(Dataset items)

******

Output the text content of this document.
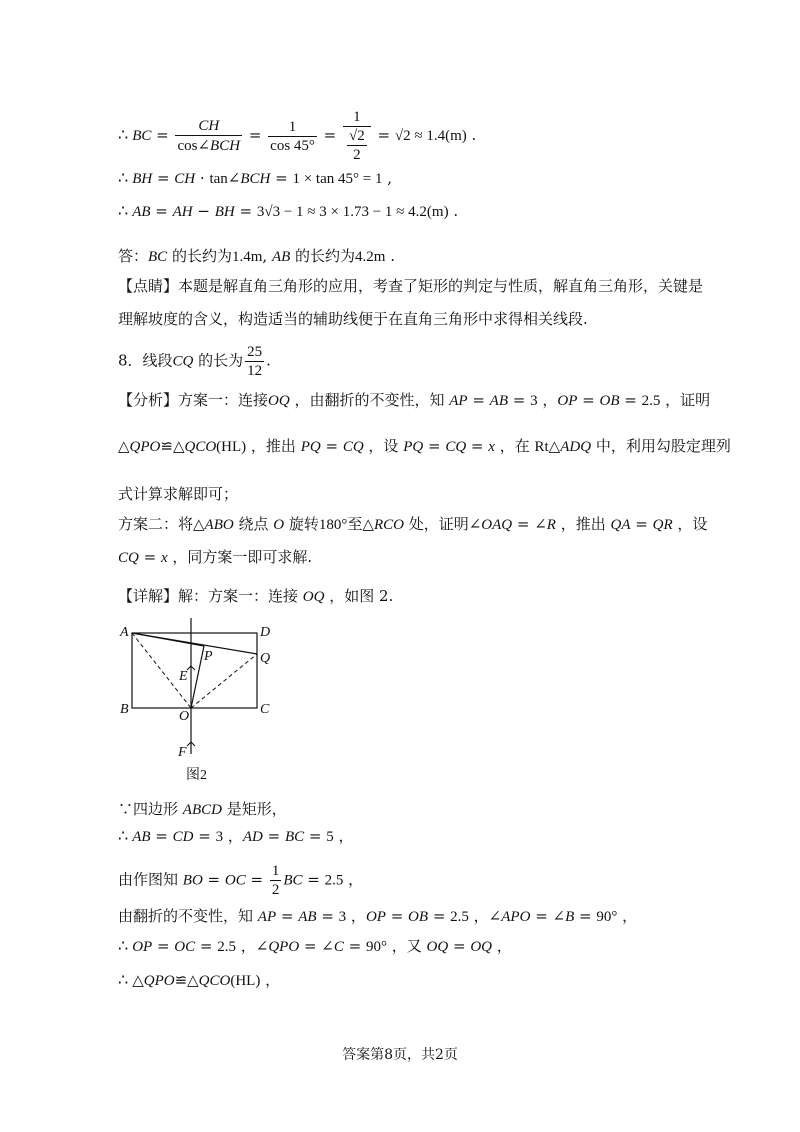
∴ BC = $\frac{CH}{\text{cos∠BCH}} = \frac{1}{\cos 45^\circ} = \frac{1}{\frac{√2}{2}} = √2 \approx 1.4(m)$ .
∴ BH = CH · tan∠BCH = 1 × tan 45° = 1 ,
∴ AB = AH − BH = 3√3 − 1 ≈ 3 × 1.73 − 1 ≈ 4.2(m) .
答：BC 的长约为1.4m, AB 的长约为4.2m .
【点睛】本题是解直角三角形的应用，考查了矩形的判定与性质，解直角三角形，关键是
理解坡度的含义，构造适当的辅助线便于在直角三角形中求得相关线段.
8．线段CQ 的长为 $\frac{25}{12}$ .
【分析】方案一：连接OQ ，由翻折的不变性，知 AP = AB = 3 ，OP = OB = 2.5 ，证明
△QPO≌△QCO(HL) ，推出 PQ = CQ ，设 PQ = CQ = x ，在 Rt△ADQ 中，利用勾股定理列
式计算求解即可；
方案二：将△ABO 绕点 O 旋转180°至△RCO 处，证明∠OAQ = ∠R ，推出 QA = QR ，设
CQ = x ，同方案一即可求解.
【详解】解：方案一：连接 OQ ，如图 2.
A	D
P	Q
E
B	O	C
F
图2
∵四边形 ABCD 是矩形，
∴ AB = CD = 3 ，AD = BC = 5 ，
由作图知 BO = OC = $\frac{1}{2}$ BC = 2.5 ，
由翻折的不变性，知 AP = AB = 3 ，OP = OB = 2.5 ，∠APO = ∠B = 90° ，
∴ OP = OC = 2.5 ，∠QPO = ∠C = 90° ，又 OQ = OQ ，
∴ △QPO≌△QCO(HL) ，
答案第8页，共2页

******

All lines above containing the string "frac" are to be collected.

- _OUTPUT OF THE TASK_
∴ BC = $\frac{CH}{\text{cos∠BCH}} = \frac{1}{\cos 45^\circ} = \frac{1}{\frac{√2}{2}} = √2 \approx 1.4(m)$ .
8．线段CQ 的长为 $\frac{25}{12}$ .
由作图知 BO = OC = $\frac{1}{2}$ BC = 2.5 ，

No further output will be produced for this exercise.